> **Задания**:
**a)** Что Федотов поставил вместо своего имени в конце записи в альбоме в доме Половцева, согласно отрывку о Федотове ниже?
**b)** Продолжите приведённый ниже отрывок о Федотове, начав сразу после его последней фразы.

> **Фрагмент текста**:
──────────

Весной 1852 года происходящее с ним стало очевидно для окружающих. Приятель Лебедев, прослушав его последние романсы и только что сочиненную басню «Слон и попугай», был поражен «странной мыслью и беспорядком в сочетании идей». «Ну, вот опять упреки в странности, — возразил Федотов, — я это слышу беспрестанно; да неужели, боже мой, я стал большим чудаком, чем прежде?..» В доме Половцева он, после затянувшихся отговорок, согласился, наконец, написать в альбом и написал: «Всё план за планом в голове, / Но жребий рушит эти планы… / О, не одна нам жизнь, а две / И суждены и даны», вместо имени своего поставив в конце «Кончено!». Хозяева пришли в недоумение — он объяснил: «Это, не знаю, почему-то мое убеждение, которое я никак не могу выкинуть из головы. Впрочем, поживем — увидим; может, предчувствие и обманывает меня!»
Предчувствие не обманывало: смерть стояла у порога, сначала духовная, потом, несколько месяцев спустя, физическая. Он никогда не решился бы со спокойной гордостью сказать: «Весь я не умру», но слабая надежда на то, что его существование продлится во второй, посмертной, жизни, все-таки теплилась в нем.

──────────

Данные разбора макета страницы
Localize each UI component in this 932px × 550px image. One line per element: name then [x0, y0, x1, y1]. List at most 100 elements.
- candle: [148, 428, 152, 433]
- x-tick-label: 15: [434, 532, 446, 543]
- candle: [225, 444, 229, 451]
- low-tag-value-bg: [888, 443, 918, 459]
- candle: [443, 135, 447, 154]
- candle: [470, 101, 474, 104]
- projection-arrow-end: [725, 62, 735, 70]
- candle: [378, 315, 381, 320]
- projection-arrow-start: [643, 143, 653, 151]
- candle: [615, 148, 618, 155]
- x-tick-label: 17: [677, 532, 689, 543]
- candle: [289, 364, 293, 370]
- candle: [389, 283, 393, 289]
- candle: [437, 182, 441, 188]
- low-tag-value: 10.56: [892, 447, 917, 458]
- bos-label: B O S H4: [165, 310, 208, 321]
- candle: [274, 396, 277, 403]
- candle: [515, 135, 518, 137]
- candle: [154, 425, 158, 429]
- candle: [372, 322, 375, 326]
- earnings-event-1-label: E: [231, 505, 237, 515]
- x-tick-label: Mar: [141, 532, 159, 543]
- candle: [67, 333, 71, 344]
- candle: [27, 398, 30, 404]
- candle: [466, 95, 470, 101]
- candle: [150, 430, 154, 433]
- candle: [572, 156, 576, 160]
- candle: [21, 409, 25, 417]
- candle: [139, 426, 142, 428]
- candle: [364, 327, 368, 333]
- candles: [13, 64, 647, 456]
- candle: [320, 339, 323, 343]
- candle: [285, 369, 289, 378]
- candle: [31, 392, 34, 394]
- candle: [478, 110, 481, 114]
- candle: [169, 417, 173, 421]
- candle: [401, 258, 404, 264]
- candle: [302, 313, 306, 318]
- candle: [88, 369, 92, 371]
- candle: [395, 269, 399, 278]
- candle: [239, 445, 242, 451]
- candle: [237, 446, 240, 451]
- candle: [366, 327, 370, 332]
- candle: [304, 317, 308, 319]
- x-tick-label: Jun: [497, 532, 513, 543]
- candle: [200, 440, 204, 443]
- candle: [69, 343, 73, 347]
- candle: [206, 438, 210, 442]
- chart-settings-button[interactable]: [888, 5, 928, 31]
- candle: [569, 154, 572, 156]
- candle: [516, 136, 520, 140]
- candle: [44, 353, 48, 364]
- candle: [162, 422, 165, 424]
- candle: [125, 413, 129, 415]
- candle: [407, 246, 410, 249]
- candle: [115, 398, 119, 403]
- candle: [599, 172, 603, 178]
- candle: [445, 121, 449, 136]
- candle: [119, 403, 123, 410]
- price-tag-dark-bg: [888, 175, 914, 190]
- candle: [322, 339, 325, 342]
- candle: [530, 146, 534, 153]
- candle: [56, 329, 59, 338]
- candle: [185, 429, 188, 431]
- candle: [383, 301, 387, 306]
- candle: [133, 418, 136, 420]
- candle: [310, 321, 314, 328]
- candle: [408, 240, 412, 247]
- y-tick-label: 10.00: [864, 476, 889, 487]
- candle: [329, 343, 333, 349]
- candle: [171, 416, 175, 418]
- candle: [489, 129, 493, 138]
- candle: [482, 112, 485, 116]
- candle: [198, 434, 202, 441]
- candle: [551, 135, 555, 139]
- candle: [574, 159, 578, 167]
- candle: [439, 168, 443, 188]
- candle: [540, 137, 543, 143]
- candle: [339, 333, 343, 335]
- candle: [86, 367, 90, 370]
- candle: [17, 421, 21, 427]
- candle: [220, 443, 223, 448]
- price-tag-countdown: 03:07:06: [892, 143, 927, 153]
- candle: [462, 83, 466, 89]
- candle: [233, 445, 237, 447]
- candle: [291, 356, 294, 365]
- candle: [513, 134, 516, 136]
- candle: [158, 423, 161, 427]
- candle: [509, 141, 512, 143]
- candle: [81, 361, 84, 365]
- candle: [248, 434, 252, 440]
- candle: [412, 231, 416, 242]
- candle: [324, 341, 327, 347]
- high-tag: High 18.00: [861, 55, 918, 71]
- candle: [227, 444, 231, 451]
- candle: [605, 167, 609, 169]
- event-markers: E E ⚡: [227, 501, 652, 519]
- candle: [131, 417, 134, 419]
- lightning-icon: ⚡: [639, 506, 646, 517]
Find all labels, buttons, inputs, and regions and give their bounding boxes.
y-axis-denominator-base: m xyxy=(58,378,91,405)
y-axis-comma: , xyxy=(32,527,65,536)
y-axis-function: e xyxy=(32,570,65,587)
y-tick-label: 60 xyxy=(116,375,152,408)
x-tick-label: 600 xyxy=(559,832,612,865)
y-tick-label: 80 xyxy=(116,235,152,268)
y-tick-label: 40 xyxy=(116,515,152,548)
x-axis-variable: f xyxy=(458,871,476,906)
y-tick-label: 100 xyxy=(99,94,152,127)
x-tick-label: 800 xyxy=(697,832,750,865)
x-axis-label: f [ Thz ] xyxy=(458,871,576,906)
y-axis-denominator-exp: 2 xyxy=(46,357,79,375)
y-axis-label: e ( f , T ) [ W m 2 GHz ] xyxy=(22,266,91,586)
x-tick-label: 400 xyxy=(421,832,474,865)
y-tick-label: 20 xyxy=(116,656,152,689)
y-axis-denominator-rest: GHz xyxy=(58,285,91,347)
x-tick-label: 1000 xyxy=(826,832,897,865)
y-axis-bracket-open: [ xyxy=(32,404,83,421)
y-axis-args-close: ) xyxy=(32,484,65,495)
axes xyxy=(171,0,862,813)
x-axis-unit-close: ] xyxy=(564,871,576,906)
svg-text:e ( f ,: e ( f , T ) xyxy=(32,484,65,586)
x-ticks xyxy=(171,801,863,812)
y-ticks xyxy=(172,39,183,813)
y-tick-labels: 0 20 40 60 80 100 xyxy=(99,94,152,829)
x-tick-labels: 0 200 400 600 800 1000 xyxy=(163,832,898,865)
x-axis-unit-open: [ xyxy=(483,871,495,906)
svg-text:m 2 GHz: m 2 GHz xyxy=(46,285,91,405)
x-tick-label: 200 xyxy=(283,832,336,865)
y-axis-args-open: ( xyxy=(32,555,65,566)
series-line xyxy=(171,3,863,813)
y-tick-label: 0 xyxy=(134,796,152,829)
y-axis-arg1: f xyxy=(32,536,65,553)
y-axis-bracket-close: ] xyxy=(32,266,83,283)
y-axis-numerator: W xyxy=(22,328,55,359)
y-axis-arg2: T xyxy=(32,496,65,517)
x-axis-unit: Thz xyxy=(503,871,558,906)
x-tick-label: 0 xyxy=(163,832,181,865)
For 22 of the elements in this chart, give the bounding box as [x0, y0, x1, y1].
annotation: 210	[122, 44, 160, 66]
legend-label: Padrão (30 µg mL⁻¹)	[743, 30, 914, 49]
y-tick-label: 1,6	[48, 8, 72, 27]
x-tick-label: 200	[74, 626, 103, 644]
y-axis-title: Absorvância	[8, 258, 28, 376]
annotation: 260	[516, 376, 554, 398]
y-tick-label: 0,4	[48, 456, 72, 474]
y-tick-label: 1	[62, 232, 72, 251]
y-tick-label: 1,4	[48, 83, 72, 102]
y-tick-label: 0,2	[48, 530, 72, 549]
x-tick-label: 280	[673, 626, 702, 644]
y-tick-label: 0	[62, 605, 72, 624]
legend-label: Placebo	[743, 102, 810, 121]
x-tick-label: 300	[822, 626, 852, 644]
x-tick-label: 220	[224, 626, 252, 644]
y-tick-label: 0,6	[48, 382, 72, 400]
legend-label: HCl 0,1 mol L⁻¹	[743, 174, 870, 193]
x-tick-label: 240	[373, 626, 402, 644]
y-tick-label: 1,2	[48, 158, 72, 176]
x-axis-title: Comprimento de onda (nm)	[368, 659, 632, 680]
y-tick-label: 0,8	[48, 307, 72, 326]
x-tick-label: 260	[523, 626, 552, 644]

──────────

> **Ваши ответы**:
**a)** Слово «Кончено!».

**b)**
Уже приближалось лето. Друзья разъезжались по дачам. Дружинин звал его с собою в деревню, обещал устроить мастерскую в саду, среди «рощи из белых роз», прельщал живописными окрестностями. Федотов было заколебался, но все-таки устоял: «Я и так уже упустил один год, не напоминая о себе публике. Наша известность требует, чтобы о ней чаще толковали: знаете сравнение “слава — дым”. Надо чаще подпускать этого дыма; не то он разойдется по воздуху». Он поделился своими намерениями: летом взяться и постараться закончить «Возвращение институтки в родительский дом», осенью непременно участвовать в очередной трехгодичной выставке в Академии художеств (показать «Анкор, еще анкор!», «Игроков» и, может быть, «Институтку», если успеет), потом непременно поехать в Москву и отдохнуть, потому что не отдыхал давно.
Уже в конце мая и начале июня появились недвусмысленные симптомы страшной болезни. Недвусмысленные для нас, а тогда распознать их было некому, даже окажись рядом с Федотовым врач, потому что медицине о прогрессивном параличе, его причинах и течении еще ничего не было известно.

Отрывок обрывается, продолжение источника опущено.